The task: Exact reproduction is required for all entries.

Figure record listings
========================================

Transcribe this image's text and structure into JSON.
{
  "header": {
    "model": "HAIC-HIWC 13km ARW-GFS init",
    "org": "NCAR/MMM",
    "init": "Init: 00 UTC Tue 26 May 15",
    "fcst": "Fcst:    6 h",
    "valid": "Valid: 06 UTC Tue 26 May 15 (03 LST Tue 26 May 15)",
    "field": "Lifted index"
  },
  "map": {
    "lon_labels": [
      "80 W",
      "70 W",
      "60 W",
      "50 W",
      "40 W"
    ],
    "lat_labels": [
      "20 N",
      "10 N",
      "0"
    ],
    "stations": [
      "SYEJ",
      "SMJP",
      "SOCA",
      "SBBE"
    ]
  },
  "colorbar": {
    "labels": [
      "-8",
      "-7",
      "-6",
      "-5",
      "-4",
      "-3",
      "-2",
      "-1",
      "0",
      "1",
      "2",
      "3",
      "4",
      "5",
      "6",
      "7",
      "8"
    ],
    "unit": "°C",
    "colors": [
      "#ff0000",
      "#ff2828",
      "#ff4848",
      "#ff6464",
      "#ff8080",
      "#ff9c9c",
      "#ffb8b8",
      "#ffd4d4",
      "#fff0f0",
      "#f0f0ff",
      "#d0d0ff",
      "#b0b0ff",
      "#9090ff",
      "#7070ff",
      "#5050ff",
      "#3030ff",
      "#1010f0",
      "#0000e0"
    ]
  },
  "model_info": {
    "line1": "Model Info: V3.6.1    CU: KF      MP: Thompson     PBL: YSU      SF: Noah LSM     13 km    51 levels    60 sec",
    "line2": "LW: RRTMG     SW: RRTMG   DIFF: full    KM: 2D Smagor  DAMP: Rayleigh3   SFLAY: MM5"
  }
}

========================================

Solution to the problem:
Transcribe this image's text and structure into JSON.
{
  "header": {
    "model": "HAIC-HIWC 13km ARW-GFS init",
    "org": "NCAR/MMM",
    "init": "Init: 00 UTC Tue 26 May 15",
    "fcst": "Fcst:    6 h",
    "valid": "Valid: 06 UTC Tue 26 May 15 (03 LST Tue 26 May 15)",
    "field": "Lifted index"
  },
  "map": {
    "lon_labels": [
      "80 W",
      "70 W",
      "60 W",
      "50 W",
      "40 W"
    ],
    "lat_labels": [
      "20 N",
      "10 N",
      "0"
    ],
    "stations": [
      "SYEJ",
      "SMJP",
      "SOCA",
      "SBBE"
    ]
  },
  "colorbar": {
    "labels": [
      "-8",
      "-7",
      "-6",
      "-5",
      "-4",
      "-3",
      "-2",
      "-1",
      "0",
      "1",
      "2",
      "3",
      "4",
      "5",
      "6",
      "7",
      "8"
    ],
    "unit": "°C",
    "colors": [
      "#ff0000",
      "#ff2828",
      "#ff4848",
      "#ff6464",
      "#ff8080",
      "#ff9c9c",
      "#ffb8b8",
      "#ffd4d4",
      "#fff0f0",
      "#f0f0ff",
      "#d0d0ff",
      "#b0b0ff",
      "#9090ff",
      "#7070ff",
      "#5050ff",
      "#3030ff",
      "#1010f0",
      "#0000e0"
    ]
  },
  "model_info": {
    "line1": "Model Info: V3.6.1    CU: KF      MP: Thompson     PBL: YSU      SF: Noah LSM     13 km    51 levels    60 sec",
    "line2": "LW: RRTMG     SW: RRTMG   DIFF: full    KM: 2D Smagor  DAMP: Rayleigh3   SFLAY: MM5"
  }
}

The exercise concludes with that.